• [Exercise objective]:
Return the lines where the word "text" occurs.

• [Records to use]:
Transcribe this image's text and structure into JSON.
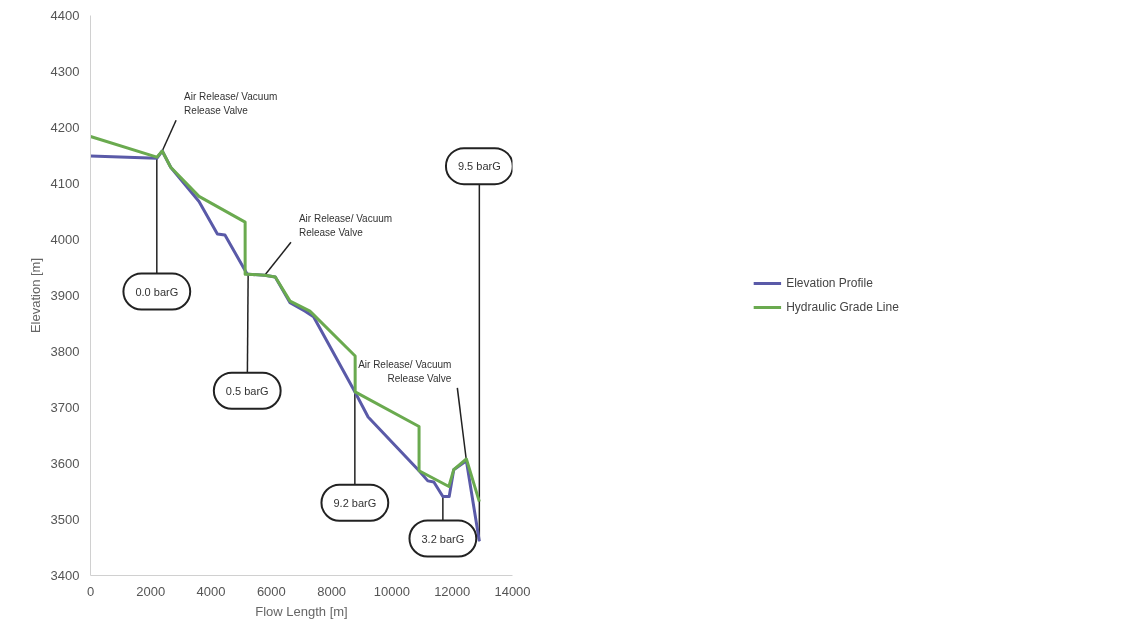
{
  "chart_data": {
    "type": "line",
    "xlabel": "Flow Length [m]",
    "ylabel": "Elevation [m]",
    "xlim": [
      0,
      14000
    ],
    "xticks": [
      0,
      2000,
      4000,
      6000,
      8000,
      10000,
      12000,
      14000
    ],
    "ylim": [
      3400,
      4400
    ],
    "yticks": [
      3400,
      3500,
      3600,
      3700,
      3800,
      3900,
      4000,
      4100,
      4200,
      4300,
      4400
    ],
    "grid": false,
    "legend": "right",
    "marker": "none",
    "line_style": "solid",
    "series": [
      {
        "name": "Elevation Profile",
        "color": "#5a5aa8",
        "x": [
          0,
          2200,
          2380,
          2660,
          3600,
          4210,
          4460,
          5200,
          5230,
          5780,
          6130,
          6620,
          7120,
          7400,
          8770,
          9210,
          10900,
          11190,
          11390,
          11690,
          11900,
          12050,
          12470,
          12900
        ],
        "values": [
          4149,
          4145,
          4158,
          4129,
          4068,
          4010,
          4008,
          3938,
          3938,
          3936,
          3933,
          3887,
          3872,
          3862,
          3728,
          3683,
          3587,
          3569,
          3567,
          3541,
          3541,
          3589,
          3605,
          3461
        ]
      },
      {
        "name": "Hydraulic Grade Line",
        "color": "#6aaa4f",
        "x": [
          0,
          2200,
          2380,
          2660,
          3600,
          5130,
          5130,
          5230,
          5780,
          6130,
          6620,
          7280,
          8780,
          8780,
          10900,
          10900,
          11890,
          12050,
          12470,
          12900
        ],
        "values": [
          4184,
          4147,
          4158,
          4129,
          4077,
          4031,
          3938,
          3938,
          3936,
          3933,
          3890,
          3872,
          3792,
          3728,
          3666,
          3587,
          3559,
          3589,
          3608,
          3532
        ]
      }
    ],
    "annotations": [
      {
        "text": "0.0 barG",
        "x": 2200,
        "y": 4147
      },
      {
        "text": "0.5 barG",
        "x": 5230,
        "y": 3938
      },
      {
        "text": "9.2 barG",
        "x": 8770,
        "y": 3728
      },
      {
        "text": "3.2 barG",
        "x": 11690,
        "y": 3541
      },
      {
        "text": "9.5 barG",
        "x": 12900,
        "y": 3461
      },
      {
        "text": "Air Release/ Vacuum\nRelease Valve",
        "x": 2380,
        "y": 4158
      },
      {
        "text": "Air Release/ Vacuum\nRelease Valve",
        "x": 5780,
        "y": 3936
      },
      {
        "text": "Air Release/ Vacuum\nRelease Valve",
        "x": 12470,
        "y": 3605
      }
    ]
  }
}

• [Output below]:
Transcribe this image's text and structure into JSON.
        "text": "0.0 barG",
        "text": "0.5 barG",
        "text": "9.2 barG",
        "text": "3.2 barG",
        "text": "9.5 barG",
        "text": "Air Release/ Vacuum\nRelease Valve",
        "text": "Air Release/ Vacuum\nRelease Valve",
        "text": "Air Release/ Vacuum\nRelease Valve",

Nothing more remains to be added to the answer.